Items from a dataset
+ + + + + + +
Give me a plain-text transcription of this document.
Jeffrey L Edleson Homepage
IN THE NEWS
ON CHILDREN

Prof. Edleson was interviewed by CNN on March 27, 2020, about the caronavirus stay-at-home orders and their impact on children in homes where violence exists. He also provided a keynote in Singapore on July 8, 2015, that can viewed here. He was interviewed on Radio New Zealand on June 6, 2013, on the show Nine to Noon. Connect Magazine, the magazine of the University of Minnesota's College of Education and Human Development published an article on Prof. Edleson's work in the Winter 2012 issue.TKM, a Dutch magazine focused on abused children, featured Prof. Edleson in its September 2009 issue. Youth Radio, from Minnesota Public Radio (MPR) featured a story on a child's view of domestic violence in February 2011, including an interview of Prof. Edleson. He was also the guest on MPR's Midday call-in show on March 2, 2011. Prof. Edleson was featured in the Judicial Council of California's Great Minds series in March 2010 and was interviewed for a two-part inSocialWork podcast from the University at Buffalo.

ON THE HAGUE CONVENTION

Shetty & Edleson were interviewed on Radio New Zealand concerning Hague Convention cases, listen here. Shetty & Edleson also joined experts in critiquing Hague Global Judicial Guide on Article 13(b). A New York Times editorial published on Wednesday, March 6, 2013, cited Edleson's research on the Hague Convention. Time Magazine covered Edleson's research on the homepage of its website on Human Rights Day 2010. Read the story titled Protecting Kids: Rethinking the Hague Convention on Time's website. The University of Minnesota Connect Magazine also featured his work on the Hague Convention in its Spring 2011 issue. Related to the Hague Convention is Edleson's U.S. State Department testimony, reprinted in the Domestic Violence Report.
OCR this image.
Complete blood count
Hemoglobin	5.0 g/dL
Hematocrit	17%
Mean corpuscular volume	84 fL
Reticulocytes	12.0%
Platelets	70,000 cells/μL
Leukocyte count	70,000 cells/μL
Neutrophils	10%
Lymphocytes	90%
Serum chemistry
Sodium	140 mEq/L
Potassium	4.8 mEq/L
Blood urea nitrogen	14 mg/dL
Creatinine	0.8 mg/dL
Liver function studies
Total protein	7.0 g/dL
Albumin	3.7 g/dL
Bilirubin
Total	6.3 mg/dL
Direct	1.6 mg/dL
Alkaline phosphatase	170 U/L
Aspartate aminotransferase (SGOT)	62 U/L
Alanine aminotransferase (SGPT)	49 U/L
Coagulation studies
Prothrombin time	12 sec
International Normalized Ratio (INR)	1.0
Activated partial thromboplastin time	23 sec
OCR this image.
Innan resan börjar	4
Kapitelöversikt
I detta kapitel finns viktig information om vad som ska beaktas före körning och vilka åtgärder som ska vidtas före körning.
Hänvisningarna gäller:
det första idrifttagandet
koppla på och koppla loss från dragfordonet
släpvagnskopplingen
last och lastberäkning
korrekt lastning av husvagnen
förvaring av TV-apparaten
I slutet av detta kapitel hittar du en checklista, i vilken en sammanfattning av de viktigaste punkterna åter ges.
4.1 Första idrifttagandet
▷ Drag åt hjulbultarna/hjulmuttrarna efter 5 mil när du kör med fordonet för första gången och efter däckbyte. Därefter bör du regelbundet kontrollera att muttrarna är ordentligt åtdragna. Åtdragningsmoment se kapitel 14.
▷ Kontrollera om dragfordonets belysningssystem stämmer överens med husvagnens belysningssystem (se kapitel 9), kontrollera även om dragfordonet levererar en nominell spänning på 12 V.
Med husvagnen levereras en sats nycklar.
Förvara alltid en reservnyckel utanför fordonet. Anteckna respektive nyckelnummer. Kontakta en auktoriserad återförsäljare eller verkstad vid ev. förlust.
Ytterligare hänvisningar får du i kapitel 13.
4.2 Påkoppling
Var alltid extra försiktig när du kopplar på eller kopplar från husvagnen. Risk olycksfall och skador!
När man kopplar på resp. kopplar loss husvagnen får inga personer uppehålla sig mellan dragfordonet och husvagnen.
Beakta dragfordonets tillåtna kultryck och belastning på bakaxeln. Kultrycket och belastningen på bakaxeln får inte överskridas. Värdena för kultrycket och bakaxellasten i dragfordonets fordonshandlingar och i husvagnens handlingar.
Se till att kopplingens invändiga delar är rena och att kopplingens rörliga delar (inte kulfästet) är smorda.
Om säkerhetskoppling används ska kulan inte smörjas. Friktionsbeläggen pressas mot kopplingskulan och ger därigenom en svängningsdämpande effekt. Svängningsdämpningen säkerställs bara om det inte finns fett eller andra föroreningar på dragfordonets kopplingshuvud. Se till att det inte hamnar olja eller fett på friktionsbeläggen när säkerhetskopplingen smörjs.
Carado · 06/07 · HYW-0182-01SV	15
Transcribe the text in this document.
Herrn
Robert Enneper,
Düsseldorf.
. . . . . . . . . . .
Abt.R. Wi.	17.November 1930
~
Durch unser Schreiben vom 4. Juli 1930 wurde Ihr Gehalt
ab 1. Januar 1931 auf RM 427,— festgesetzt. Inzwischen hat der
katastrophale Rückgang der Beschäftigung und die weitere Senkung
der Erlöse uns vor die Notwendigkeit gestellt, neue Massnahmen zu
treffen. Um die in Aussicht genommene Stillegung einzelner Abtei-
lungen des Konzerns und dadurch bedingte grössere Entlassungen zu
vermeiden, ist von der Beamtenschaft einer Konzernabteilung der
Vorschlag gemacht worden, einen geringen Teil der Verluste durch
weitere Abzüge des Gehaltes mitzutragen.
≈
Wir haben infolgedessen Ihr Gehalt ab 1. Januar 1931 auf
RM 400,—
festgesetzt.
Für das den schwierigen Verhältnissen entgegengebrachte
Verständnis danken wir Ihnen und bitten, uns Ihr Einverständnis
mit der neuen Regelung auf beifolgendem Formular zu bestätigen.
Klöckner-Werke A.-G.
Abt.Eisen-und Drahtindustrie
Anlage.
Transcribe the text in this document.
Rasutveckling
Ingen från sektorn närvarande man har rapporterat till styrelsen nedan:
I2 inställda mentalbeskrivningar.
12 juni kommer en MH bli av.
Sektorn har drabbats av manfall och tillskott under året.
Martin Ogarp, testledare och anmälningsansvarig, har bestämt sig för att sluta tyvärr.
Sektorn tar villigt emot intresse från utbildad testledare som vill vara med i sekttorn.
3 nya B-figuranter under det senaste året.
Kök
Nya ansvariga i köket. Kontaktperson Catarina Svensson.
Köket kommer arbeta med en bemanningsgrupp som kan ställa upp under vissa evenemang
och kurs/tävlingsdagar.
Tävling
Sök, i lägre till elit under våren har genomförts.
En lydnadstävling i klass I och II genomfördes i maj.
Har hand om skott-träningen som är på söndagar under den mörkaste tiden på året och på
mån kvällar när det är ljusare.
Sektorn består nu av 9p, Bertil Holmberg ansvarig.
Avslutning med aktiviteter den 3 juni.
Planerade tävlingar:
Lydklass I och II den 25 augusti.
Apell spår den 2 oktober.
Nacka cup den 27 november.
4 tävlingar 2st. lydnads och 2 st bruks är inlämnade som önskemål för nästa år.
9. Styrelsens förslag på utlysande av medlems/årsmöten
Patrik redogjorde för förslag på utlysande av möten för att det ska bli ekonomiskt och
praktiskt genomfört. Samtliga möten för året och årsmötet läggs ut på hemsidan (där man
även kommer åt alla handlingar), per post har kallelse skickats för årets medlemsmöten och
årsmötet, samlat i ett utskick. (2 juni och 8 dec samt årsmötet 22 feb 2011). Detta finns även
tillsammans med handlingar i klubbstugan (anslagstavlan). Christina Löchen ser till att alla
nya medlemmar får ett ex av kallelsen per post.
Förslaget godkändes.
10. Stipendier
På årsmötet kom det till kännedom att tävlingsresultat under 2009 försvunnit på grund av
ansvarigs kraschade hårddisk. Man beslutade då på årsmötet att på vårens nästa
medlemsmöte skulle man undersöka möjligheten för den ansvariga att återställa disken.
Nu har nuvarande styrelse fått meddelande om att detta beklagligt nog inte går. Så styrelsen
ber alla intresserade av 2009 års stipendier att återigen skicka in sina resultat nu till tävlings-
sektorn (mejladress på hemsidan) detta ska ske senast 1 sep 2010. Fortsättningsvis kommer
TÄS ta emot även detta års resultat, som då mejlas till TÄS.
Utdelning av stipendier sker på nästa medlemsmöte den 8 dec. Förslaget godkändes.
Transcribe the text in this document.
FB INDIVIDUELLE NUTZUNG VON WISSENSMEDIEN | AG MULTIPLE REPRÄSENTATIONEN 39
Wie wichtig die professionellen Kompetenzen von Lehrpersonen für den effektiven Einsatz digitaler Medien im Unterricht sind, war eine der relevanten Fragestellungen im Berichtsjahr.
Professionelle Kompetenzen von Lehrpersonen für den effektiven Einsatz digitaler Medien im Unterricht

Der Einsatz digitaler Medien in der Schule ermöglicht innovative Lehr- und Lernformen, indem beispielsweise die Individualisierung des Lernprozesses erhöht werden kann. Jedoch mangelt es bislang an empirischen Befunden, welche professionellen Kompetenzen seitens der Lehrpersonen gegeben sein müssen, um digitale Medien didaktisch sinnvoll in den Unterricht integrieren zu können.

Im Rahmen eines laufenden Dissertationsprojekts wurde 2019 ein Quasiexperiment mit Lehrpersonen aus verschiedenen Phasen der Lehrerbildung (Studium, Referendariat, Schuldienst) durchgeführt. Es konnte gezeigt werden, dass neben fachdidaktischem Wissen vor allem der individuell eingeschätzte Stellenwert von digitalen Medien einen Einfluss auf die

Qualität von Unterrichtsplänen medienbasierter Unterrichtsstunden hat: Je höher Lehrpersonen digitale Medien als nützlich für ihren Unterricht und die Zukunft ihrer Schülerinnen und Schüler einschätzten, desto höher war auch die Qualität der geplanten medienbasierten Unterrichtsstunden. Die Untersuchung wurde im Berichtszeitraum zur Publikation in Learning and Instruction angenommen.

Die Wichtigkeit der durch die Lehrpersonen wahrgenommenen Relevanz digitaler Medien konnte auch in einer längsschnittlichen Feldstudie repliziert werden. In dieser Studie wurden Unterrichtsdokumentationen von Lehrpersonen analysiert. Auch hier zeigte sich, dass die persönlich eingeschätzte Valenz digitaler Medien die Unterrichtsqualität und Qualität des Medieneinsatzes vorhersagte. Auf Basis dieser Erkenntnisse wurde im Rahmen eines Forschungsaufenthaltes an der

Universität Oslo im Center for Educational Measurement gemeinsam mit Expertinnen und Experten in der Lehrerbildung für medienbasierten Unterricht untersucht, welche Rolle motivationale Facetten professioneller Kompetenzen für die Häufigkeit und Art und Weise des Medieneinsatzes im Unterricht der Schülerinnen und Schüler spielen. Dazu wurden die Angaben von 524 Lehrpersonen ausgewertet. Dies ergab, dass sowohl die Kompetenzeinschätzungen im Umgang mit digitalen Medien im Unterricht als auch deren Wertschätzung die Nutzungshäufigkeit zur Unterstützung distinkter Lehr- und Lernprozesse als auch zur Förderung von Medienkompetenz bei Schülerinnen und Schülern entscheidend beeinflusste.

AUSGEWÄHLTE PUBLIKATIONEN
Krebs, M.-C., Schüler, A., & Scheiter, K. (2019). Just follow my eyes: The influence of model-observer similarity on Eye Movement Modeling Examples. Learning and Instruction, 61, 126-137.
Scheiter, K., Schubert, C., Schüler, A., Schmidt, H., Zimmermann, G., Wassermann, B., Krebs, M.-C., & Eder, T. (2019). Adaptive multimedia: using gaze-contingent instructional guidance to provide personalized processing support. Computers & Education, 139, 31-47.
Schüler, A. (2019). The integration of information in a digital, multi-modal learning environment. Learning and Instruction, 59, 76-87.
+ + + + + + +
## What you need to do
In the data above, count the lines where the word "digitaler" appears; reply with the number only.

## Exercise solution
4